Records provided

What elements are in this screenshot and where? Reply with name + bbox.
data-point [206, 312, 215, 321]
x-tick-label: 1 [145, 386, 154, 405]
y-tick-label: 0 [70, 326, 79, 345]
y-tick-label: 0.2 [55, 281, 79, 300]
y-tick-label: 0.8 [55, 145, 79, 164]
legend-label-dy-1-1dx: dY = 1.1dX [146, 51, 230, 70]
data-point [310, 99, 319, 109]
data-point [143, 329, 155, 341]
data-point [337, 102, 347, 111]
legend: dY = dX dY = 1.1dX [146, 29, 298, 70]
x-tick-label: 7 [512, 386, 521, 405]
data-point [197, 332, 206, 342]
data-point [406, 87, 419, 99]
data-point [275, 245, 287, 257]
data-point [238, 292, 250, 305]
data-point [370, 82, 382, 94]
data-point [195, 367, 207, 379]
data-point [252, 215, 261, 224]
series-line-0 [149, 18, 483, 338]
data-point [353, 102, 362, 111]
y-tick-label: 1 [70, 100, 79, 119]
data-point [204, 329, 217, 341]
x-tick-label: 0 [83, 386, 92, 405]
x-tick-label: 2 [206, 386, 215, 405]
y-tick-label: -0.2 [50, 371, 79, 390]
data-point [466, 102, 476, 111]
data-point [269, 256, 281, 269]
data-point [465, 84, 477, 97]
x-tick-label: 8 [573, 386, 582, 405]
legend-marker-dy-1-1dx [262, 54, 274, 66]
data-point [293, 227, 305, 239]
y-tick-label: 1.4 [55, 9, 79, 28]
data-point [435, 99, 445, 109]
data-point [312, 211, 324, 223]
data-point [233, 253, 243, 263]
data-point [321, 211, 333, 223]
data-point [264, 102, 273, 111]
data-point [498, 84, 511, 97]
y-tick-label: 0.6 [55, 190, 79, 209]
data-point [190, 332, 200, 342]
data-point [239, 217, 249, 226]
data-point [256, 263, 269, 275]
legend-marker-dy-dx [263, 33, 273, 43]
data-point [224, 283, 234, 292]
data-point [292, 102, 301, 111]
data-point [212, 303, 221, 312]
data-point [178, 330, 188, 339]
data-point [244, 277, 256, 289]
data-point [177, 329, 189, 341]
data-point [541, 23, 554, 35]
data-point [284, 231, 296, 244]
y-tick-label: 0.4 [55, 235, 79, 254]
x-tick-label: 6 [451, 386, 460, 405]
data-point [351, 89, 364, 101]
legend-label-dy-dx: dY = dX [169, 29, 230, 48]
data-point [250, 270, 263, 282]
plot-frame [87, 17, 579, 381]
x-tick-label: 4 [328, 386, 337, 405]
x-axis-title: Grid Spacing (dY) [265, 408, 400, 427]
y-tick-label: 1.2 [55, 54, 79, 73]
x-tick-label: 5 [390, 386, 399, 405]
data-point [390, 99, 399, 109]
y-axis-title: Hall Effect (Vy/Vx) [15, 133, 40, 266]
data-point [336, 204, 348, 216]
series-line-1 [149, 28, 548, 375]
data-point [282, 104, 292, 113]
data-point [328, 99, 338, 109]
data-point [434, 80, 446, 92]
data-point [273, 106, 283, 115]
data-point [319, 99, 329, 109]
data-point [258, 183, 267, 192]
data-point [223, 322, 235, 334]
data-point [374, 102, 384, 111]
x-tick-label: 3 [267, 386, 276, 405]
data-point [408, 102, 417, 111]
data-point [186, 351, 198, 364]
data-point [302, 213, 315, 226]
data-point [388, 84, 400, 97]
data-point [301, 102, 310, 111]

Problem
Write out every line of the rows above as a numbered list, leaving out any blank lines.

The output
1. What elements are in this screenshot and where? Reply with name + bbox.
2. data-point [206, 312, 215, 321]
3. x-tick-label: 1 [145, 386, 154, 405]
4. y-tick-label: 0 [70, 326, 79, 345]
5. y-tick-label: 0.2 [55, 281, 79, 300]
6. y-tick-label: 0.8 [55, 145, 79, 164]
7. legend-label-dy-1-1dx: dY = 1.1dX [146, 51, 230, 70]
8. data-point [310, 99, 319, 109]
9. data-point [143, 329, 155, 341]
10. data-point [337, 102, 347, 111]
11. legend: dY = dX dY = 1.1dX [146, 29, 298, 70]
12. x-tick-label: 7 [512, 386, 521, 405]
13. data-point [197, 332, 206, 342]
14. data-point [406, 87, 419, 99]
15. data-point [275, 245, 287, 257]
16. data-point [238, 292, 250, 305]
17. data-point [370, 82, 382, 94]
18. data-point [195, 367, 207, 379]
19. data-point [252, 215, 261, 224]
20. series-line-0 [149, 18, 483, 338]
21. data-point [353, 102, 362, 111]
22. y-tick-label: 1 [70, 100, 79, 119]
23. data-point [204, 329, 217, 341]
24. x-tick-label: 0 [83, 386, 92, 405]
25. x-tick-label: 2 [206, 386, 215, 405]
26. y-tick-label: -0.2 [50, 371, 79, 390]
27. data-point [466, 102, 476, 111]
28. data-point [269, 256, 281, 269]
29. data-point [465, 84, 477, 97]
30. x-tick-label: 8 [573, 386, 582, 405]
31. legend-marker-dy-1-1dx [262, 54, 274, 66]
32. data-point [293, 227, 305, 239]
33. y-tick-label: 1.4 [55, 9, 79, 28]
34. data-point [435, 99, 445, 109]
35. data-point [312, 211, 324, 223]
36. data-point [233, 253, 243, 263]
37. data-point [321, 211, 333, 223]
38. data-point [264, 102, 273, 111]
39. data-point [498, 84, 511, 97]
40. y-tick-label: 0.6 [55, 190, 79, 209]
41. data-point [190, 332, 200, 342]
42. data-point [239, 217, 249, 226]
43. data-point [256, 263, 269, 275]
44. legend-marker-dy-dx [263, 33, 273, 43]
45. data-point [224, 283, 234, 292]
46. data-point [292, 102, 301, 111]
47. data-point [212, 303, 221, 312]
48. data-point [178, 330, 188, 339]
49. data-point [244, 277, 256, 289]
50. data-point [177, 329, 189, 341]
51. data-point [541, 23, 554, 35]
52. data-point [284, 231, 296, 244]
53. y-tick-label: 0.4 [55, 235, 79, 254]
54. x-tick-label: 6 [451, 386, 460, 405]
55. data-point [351, 89, 364, 101]
56. legend-label-dy-dx: dY = dX [169, 29, 230, 48]
57. data-point [250, 270, 263, 282]
58. plot-frame [87, 17, 579, 381]
59. x-tick-label: 4 [328, 386, 337, 405]
60. x-axis-title: Grid Spacing (dY) [265, 408, 400, 427]
61. y-tick-label: 1.2 [55, 54, 79, 73]
62. x-tick-label: 5 [390, 386, 399, 405]
63. data-point [390, 99, 399, 109]
64. y-axis-title: Hall Effect (Vy/Vx) [15, 133, 40, 266]
65. data-point [336, 204, 348, 216]
66. series-line-1 [149, 28, 548, 375]
67. data-point [282, 104, 292, 113]
68. data-point [328, 99, 338, 109]
69. data-point [434, 80, 446, 92]
70. data-point [273, 106, 283, 115]
71. data-point [319, 99, 329, 109]
72. data-point [258, 183, 267, 192]
73. data-point [223, 322, 235, 334]
74. data-point [374, 102, 384, 111]
75. x-tick-label: 3 [267, 386, 276, 405]
76. data-point [408, 102, 417, 111]
77. data-point [186, 351, 198, 364]
78. data-point [302, 213, 315, 226]
79. data-point [388, 84, 400, 97]
80. data-point [301, 102, 310, 111]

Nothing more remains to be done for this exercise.